Supplied entries:
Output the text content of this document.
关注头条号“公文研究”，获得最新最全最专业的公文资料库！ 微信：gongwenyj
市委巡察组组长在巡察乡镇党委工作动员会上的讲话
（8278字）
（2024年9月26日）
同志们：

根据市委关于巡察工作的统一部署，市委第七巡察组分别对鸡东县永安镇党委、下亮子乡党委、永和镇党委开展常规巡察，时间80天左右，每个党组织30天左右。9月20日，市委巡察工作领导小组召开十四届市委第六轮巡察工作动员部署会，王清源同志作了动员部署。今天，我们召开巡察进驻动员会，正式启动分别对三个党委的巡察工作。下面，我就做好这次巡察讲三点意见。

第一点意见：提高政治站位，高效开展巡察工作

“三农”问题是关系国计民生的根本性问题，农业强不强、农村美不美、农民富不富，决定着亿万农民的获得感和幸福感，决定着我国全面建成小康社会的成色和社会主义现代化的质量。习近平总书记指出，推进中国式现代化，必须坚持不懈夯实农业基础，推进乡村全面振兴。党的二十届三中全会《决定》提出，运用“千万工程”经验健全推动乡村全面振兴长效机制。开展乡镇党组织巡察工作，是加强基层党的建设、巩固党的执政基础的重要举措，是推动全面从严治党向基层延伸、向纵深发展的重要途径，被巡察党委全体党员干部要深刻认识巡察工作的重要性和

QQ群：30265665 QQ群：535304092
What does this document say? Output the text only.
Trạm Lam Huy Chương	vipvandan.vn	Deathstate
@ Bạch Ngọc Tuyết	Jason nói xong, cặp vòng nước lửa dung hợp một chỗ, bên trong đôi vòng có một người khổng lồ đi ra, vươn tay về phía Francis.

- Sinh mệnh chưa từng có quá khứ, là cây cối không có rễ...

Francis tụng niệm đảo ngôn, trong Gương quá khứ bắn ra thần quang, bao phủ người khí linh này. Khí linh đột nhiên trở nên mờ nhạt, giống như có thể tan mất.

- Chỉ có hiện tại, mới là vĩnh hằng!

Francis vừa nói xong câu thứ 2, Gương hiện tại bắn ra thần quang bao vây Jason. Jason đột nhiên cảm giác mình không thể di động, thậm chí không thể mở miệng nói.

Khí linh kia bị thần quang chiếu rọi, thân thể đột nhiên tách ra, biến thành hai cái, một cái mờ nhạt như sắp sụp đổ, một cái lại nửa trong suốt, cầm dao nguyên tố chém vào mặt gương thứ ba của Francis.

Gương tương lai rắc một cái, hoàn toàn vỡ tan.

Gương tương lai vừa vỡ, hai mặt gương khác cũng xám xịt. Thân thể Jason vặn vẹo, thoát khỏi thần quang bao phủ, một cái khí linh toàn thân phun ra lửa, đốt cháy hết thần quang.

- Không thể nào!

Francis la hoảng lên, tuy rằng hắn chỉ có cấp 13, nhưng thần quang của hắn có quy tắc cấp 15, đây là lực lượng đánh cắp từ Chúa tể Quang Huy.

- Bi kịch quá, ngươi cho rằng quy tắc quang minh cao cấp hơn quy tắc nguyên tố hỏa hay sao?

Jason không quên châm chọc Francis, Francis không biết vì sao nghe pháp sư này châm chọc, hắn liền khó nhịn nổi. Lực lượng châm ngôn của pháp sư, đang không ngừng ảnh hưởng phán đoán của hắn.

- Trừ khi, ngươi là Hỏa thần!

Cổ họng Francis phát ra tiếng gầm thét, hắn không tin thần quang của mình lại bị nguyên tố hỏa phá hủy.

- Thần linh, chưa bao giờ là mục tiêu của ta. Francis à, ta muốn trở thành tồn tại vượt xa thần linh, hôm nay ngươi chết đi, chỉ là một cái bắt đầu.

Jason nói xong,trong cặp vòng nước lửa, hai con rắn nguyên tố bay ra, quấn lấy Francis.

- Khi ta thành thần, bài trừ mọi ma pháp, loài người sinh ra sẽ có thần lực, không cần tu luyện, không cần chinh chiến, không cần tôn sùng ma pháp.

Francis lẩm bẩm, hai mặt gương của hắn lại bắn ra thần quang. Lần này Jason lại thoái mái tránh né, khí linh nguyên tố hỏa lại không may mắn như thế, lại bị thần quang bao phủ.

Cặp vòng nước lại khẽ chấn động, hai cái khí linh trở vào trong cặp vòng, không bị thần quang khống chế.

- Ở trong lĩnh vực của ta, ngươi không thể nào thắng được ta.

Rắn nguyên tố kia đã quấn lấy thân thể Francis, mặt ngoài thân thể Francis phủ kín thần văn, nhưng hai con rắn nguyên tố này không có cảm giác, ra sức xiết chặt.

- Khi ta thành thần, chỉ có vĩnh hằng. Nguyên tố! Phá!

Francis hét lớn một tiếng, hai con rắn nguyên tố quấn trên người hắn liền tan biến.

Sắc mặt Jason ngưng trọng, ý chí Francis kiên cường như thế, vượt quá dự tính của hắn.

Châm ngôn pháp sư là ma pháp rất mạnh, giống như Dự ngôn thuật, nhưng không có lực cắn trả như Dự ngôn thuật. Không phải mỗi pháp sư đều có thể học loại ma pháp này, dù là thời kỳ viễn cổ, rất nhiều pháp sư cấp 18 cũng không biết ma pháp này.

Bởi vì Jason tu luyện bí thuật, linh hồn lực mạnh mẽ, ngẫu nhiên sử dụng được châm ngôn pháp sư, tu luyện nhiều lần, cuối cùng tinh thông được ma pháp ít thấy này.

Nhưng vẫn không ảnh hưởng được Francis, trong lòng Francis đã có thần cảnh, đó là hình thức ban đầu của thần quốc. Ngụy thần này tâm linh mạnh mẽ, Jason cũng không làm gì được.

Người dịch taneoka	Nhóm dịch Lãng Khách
---
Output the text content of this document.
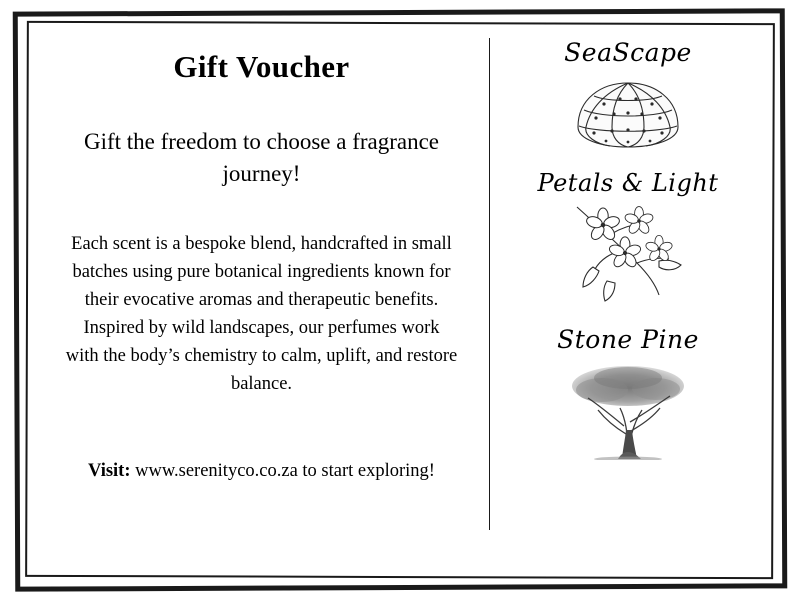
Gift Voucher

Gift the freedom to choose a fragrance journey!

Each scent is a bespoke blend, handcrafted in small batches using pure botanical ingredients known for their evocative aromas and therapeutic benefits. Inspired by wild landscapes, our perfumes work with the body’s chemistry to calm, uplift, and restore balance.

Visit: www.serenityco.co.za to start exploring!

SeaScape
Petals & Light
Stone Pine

Task directions:
Answer with one number: how many lines of the entries above include the word "tương".

Full answer:
2